** EXERCISE REQUIREMENTS **
Write every line below out again exactly, images omitted.

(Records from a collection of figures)
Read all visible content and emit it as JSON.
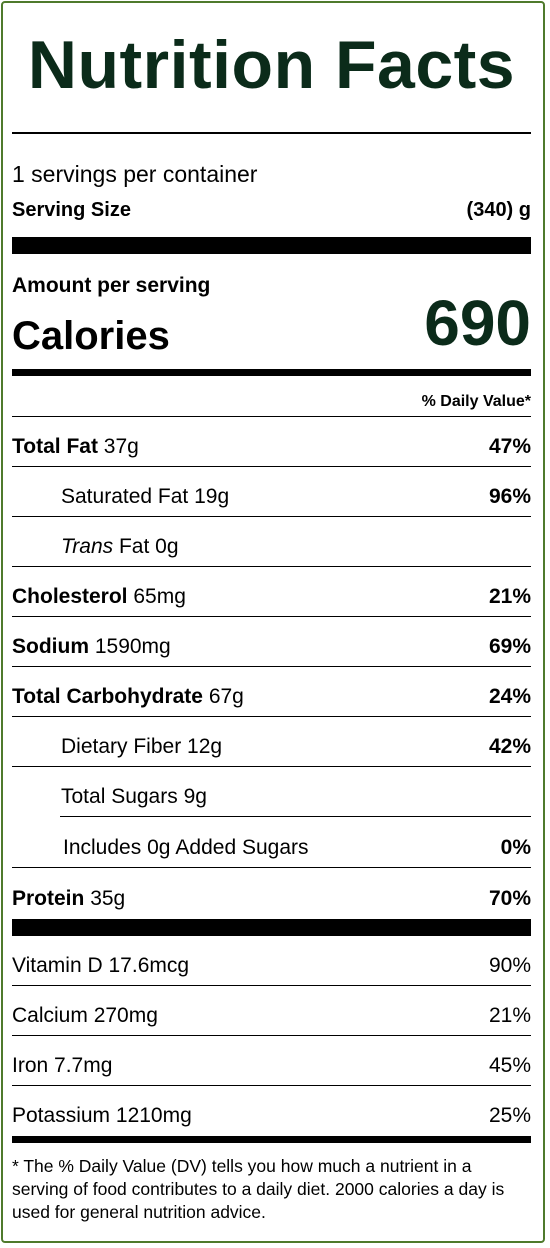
{
  "title": "Nutrition Facts",
  "servings_per_container": "1 servings per container",
  "serving_size": {
    "label": "Serving Size",
    "value": "(340) g"
  },
  "amount_per_serving": "Amount per serving",
  "calories": {
    "label": "Calories",
    "value": "690"
  },
  "daily_value_header": "% Daily Value*",
  "nutrients": [
    {
      "name": "Total Fat",
      "amount": "37g",
      "dv": "47%"
    },
    {
      "name": "Saturated Fat",
      "amount": "19g",
      "dv": "96%"
    },
    {
      "name_italic": "Trans",
      "name": "Fat",
      "amount": "0g",
      "dv": ""
    },
    {
      "name": "Cholesterol",
      "amount": "65mg",
      "dv": "21%"
    },
    {
      "name": "Sodium",
      "amount": "1590mg",
      "dv": "69%"
    },
    {
      "name": "Total Carbohydrate",
      "amount": "67g",
      "dv": "24%"
    },
    {
      "name": "Dietary Fiber",
      "amount": "12g",
      "dv": "42%"
    },
    {
      "name": "Total Sugars",
      "amount": "9g",
      "dv": ""
    },
    {
      "name": "Includes",
      "amount": "0g",
      "suffix": "Added Sugars",
      "dv": "0%"
    },
    {
      "name": "Protein",
      "amount": "35g",
      "dv": "70%"
    }
  ],
  "vitamins": [
    {
      "name": "Vitamin D",
      "amount": "17.6mcg",
      "dv": "90%"
    },
    {
      "name": "Calcium",
      "amount": "270mg",
      "dv": "21%"
    },
    {
      "name": "Iron",
      "amount": "7.7mg",
      "dv": "45%"
    },
    {
      "name": "Potassium",
      "amount": "1210mg",
      "dv": "25%"
    }
  ],
  "footnote": "* The % Daily Value (DV) tells you how much a nutrient in a serving of food contributes to a daily diet. 2000 calories a day is used for general nutrition advice.",
  "colors": {
    "border": "#4f7a2c",
    "title": "#0b2b1a"
  }
}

** WRITTEN ANSWER **
Read all visible content and emit it as JSON.
{
  "title": "Nutrition Facts",
  "servings_per_container": "1 servings per container",
  "serving_size": {
    "label": "Serving Size",
    "value": "(340) g"
  },
  "amount_per_serving": "Amount per serving",
  "calories": {
    "label": "Calories",
    "value": "690"
  },
  "daily_value_header": "% Daily Value*",
  "nutrients": [
    {
      "name": "Total Fat",
      "amount": "37g",
      "dv": "47%"
    },
    {
      "name": "Saturated Fat",
      "amount": "19g",
      "dv": "96%"
    },
    {
      "name_italic": "Trans",
      "name": "Fat",
      "amount": "0g",
      "dv": ""
    },
    {
      "name": "Cholesterol",
      "amount": "65mg",
      "dv": "21%"
    },
    {
      "name": "Sodium",
      "amount": "1590mg",
      "dv": "69%"
    },
    {
      "name": "Total Carbohydrate",
      "amount": "67g",
      "dv": "24%"
    },
    {
      "name": "Dietary Fiber",
      "amount": "12g",
      "dv": "42%"
    },
    {
      "name": "Total Sugars",
      "amount": "9g",
      "dv": ""
    },
    {
      "name": "Includes",
      "amount": "0g",
      "suffix": "Added Sugars",
      "dv": "0%"
    },
    {
      "name": "Protein",
      "amount": "35g",
      "dv": "70%"
    }
  ],
  "vitamins": [
    {
      "name": "Vitamin D",
      "amount": "17.6mcg",
      "dv": "90%"
    },
    {
      "name": "Calcium",
      "amount": "270mg",
      "dv": "21%"
    },
    {
      "name": "Iron",
      "amount": "7.7mg",
      "dv": "45%"
    },
    {
      "name": "Potassium",
      "amount": "1210mg",
      "dv": "25%"
    }
  ],
  "footnote": "* The % Daily Value (DV) tells you how much a nutrient in a serving of food contributes to a daily diet. 2000 calories a day is used for general nutrition advice.",
  "colors": {
    "border": "#4f7a2c",
    "title": "#0b2b1a"
  }
}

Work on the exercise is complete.